DATA PROVIDED ->
···

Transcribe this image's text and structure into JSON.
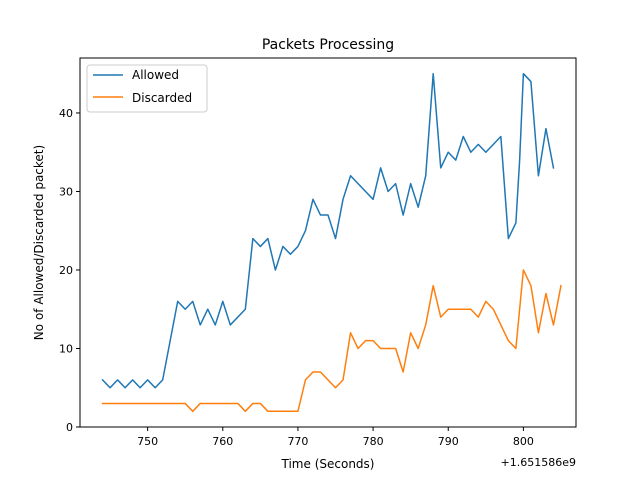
{
  "chart_data": {
    "type": "line",
    "title": "Packets Processing",
    "xlabel": "Time (Seconds)",
    "ylabel": "No of Allowed/Discarded packet)",
    "x_offset_label": "+1.651586e9",
    "xlim": [
      741,
      807
    ],
    "ylim": [
      0,
      47
    ],
    "xticks": [
      750,
      760,
      770,
      780,
      790,
      800
    ],
    "yticks": [
      0,
      10,
      20,
      30,
      40
    ],
    "grid": false,
    "legend_position": "upper left",
    "series": [
      {
        "name": "Allowed",
        "color": "#1f77b4",
        "points": [
          [
            744,
            6
          ],
          [
            745,
            5
          ],
          [
            746,
            6
          ],
          [
            747,
            5
          ],
          [
            748,
            6
          ],
          [
            749,
            5
          ],
          [
            750,
            6
          ],
          [
            751,
            5
          ],
          [
            752,
            6
          ],
          [
            754,
            16
          ],
          [
            755,
            15
          ],
          [
            756,
            16
          ],
          [
            757,
            13
          ],
          [
            758,
            15
          ],
          [
            759,
            13
          ],
          [
            760,
            16
          ],
          [
            761,
            13
          ],
          [
            763,
            15
          ],
          [
            764,
            24
          ],
          [
            765,
            23
          ],
          [
            766,
            24
          ],
          [
            767,
            20
          ],
          [
            768,
            23
          ],
          [
            769,
            22
          ],
          [
            770,
            23
          ],
          [
            771,
            25
          ],
          [
            772,
            29
          ],
          [
            773,
            27
          ],
          [
            774,
            27
          ],
          [
            775,
            24
          ],
          [
            776,
            29
          ],
          [
            777,
            32
          ],
          [
            779,
            30
          ],
          [
            780,
            29
          ],
          [
            781,
            33
          ],
          [
            782,
            30
          ],
          [
            783,
            31
          ],
          [
            784,
            27
          ],
          [
            785,
            31
          ],
          [
            786,
            28
          ],
          [
            787,
            32
          ],
          [
            788,
            45
          ],
          [
            789,
            33
          ],
          [
            790,
            35
          ],
          [
            791,
            34
          ],
          [
            792,
            37
          ],
          [
            793,
            35
          ],
          [
            794,
            36
          ],
          [
            795,
            35
          ],
          [
            797,
            37
          ],
          [
            798,
            24
          ],
          [
            799,
            26
          ],
          [
            799.5,
            34
          ],
          [
            800,
            45
          ],
          [
            801,
            44
          ],
          [
            802,
            32
          ],
          [
            803,
            38
          ],
          [
            804,
            33
          ]
        ]
      },
      {
        "name": "Discarded",
        "color": "#ff7f0e",
        "points": [
          [
            744,
            3
          ],
          [
            755,
            3
          ],
          [
            756,
            2
          ],
          [
            757,
            3
          ],
          [
            762,
            3
          ],
          [
            763,
            2
          ],
          [
            764,
            3
          ],
          [
            765,
            3
          ],
          [
            766,
            2
          ],
          [
            770,
            2
          ],
          [
            771,
            6
          ],
          [
            772,
            7
          ],
          [
            773,
            7
          ],
          [
            775,
            5
          ],
          [
            776,
            6
          ],
          [
            777,
            12
          ],
          [
            778,
            10
          ],
          [
            779,
            11
          ],
          [
            780,
            11
          ],
          [
            781,
            10
          ],
          [
            783,
            10
          ],
          [
            784,
            7
          ],
          [
            785,
            12
          ],
          [
            786,
            10
          ],
          [
            787,
            13
          ],
          [
            788,
            18
          ],
          [
            789,
            14
          ],
          [
            790,
            15
          ],
          [
            793,
            15
          ],
          [
            794,
            14
          ],
          [
            795,
            16
          ],
          [
            796,
            15
          ],
          [
            798,
            11
          ],
          [
            799,
            10
          ],
          [
            800,
            20
          ],
          [
            801,
            18
          ],
          [
            802,
            12
          ],
          [
            803,
            17
          ],
          [
            804,
            13
          ],
          [
            805,
            18
          ]
        ]
      }
    ]
  }
}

···

WRITTEN REQUEST ->
Pick out each line in the material containing "Allowed".

WRITTEN RESPONSE ->
    "ylabel": "No of Allowed/Discarded packet)",
        "name": "Allowed",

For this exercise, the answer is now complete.